(TO DO):
From the line with "What does this" to the final line of the records, reproduce every line exactly and only those lines.

[Part of a data file]
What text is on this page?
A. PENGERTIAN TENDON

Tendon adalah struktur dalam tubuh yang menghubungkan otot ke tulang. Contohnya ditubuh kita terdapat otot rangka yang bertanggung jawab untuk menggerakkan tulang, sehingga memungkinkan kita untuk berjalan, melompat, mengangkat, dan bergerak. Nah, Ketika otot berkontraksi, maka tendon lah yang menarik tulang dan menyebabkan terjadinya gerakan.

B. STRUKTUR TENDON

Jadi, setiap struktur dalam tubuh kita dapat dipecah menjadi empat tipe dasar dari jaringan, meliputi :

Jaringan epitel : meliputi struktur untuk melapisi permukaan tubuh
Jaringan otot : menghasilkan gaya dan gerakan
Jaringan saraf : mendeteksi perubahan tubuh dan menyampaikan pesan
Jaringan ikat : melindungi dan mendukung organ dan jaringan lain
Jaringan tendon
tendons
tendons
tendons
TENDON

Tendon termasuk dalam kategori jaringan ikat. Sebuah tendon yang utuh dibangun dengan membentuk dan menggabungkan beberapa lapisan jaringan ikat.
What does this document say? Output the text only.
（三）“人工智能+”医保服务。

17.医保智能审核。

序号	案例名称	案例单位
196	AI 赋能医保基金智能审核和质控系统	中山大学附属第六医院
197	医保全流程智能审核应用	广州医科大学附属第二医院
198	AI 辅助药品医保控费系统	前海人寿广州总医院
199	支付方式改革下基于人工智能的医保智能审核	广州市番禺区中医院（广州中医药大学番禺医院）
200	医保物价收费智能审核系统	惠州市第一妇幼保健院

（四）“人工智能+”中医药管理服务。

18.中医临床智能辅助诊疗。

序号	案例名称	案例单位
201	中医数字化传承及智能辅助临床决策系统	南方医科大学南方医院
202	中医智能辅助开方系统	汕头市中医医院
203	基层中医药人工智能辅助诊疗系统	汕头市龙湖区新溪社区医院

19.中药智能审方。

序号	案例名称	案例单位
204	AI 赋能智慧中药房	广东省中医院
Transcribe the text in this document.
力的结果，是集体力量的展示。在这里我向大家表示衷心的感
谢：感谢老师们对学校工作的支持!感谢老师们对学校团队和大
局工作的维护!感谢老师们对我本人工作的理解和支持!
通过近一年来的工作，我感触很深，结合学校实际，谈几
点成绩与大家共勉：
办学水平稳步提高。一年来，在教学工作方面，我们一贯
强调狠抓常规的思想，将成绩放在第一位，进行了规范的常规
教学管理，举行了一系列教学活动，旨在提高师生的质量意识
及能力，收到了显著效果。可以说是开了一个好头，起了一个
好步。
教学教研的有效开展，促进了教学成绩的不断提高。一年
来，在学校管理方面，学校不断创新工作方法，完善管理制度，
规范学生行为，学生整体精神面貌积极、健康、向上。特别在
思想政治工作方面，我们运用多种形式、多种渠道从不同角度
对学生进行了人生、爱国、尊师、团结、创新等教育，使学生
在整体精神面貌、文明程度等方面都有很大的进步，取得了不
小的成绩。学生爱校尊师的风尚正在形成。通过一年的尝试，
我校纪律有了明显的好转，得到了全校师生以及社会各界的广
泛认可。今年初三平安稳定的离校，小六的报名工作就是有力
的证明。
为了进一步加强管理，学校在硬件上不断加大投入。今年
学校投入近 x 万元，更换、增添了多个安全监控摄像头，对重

(TASK OUTPUT):
What does this document say? Output the text only.
（三）“人工智能+”医保服务。

17.医保智能审核。

序号	案例名称	案例单位
196	AI 赋能医保基金智能审核和质控系统	中山大学附属第六医院
197	医保全流程智能审核应用	广州医科大学附属第二医院
198	AI 辅助药品医保控费系统	前海人寿广州总医院
199	支付方式改革下基于人工智能的医保智能审核	广州市番禺区中医院（广州中医药大学番禺医院）
200	医保物价收费智能审核系统	惠州市第一妇幼保健院

（四）“人工智能+”中医药管理服务。

18.中医临床智能辅助诊疗。

序号	案例名称	案例单位
201	中医数字化传承及智能辅助临床决策系统	南方医科大学南方医院
202	中医智能辅助开方系统	汕头市中医医院
203	基层中医药人工智能辅助诊疗系统	汕头市龙湖区新溪社区医院

19.中药智能审方。

序号	案例名称	案例单位
204	AI 赋能智慧中药房	广东省中医院
Transcribe the text in this document.
力的结果，是集体力量的展示。在这里我向大家表示衷心的感
谢：感谢老师们对学校工作的支持!感谢老师们对学校团队和大
局工作的维护!感谢老师们对我本人工作的理解和支持!
通过近一年来的工作，我感触很深，结合学校实际，谈几
点成绩与大家共勉：
办学水平稳步提高。一年来，在教学工作方面，我们一贯
强调狠抓常规的思想，将成绩放在第一位，进行了规范的常规
教学管理，举行了一系列教学活动，旨在提高师生的质量意识
及能力，收到了显著效果。可以说是开了一个好头，起了一个
好步。
教学教研的有效开展，促进了教学成绩的不断提高。一年
来，在学校管理方面，学校不断创新工作方法，完善管理制度，
规范学生行为，学生整体精神面貌积极、健康、向上。特别在
思想政治工作方面，我们运用多种形式、多种渠道从不同角度
对学生进行了人生、爱国、尊师、团结、创新等教育，使学生
在整体精神面貌、文明程度等方面都有很大的进步，取得了不
小的成绩。学生爱校尊师的风尚正在形成。通过一年的尝试，
我校纪律有了明显的好转，得到了全校师生以及社会各界的广
泛认可。今年初三平安稳定的离校，小六的报名工作就是有力
的证明。
为了进一步加强管理，学校在硬件上不断加大投入。今年
学校投入近 x 万元，更换、增添了多个安全监控摄像头，对重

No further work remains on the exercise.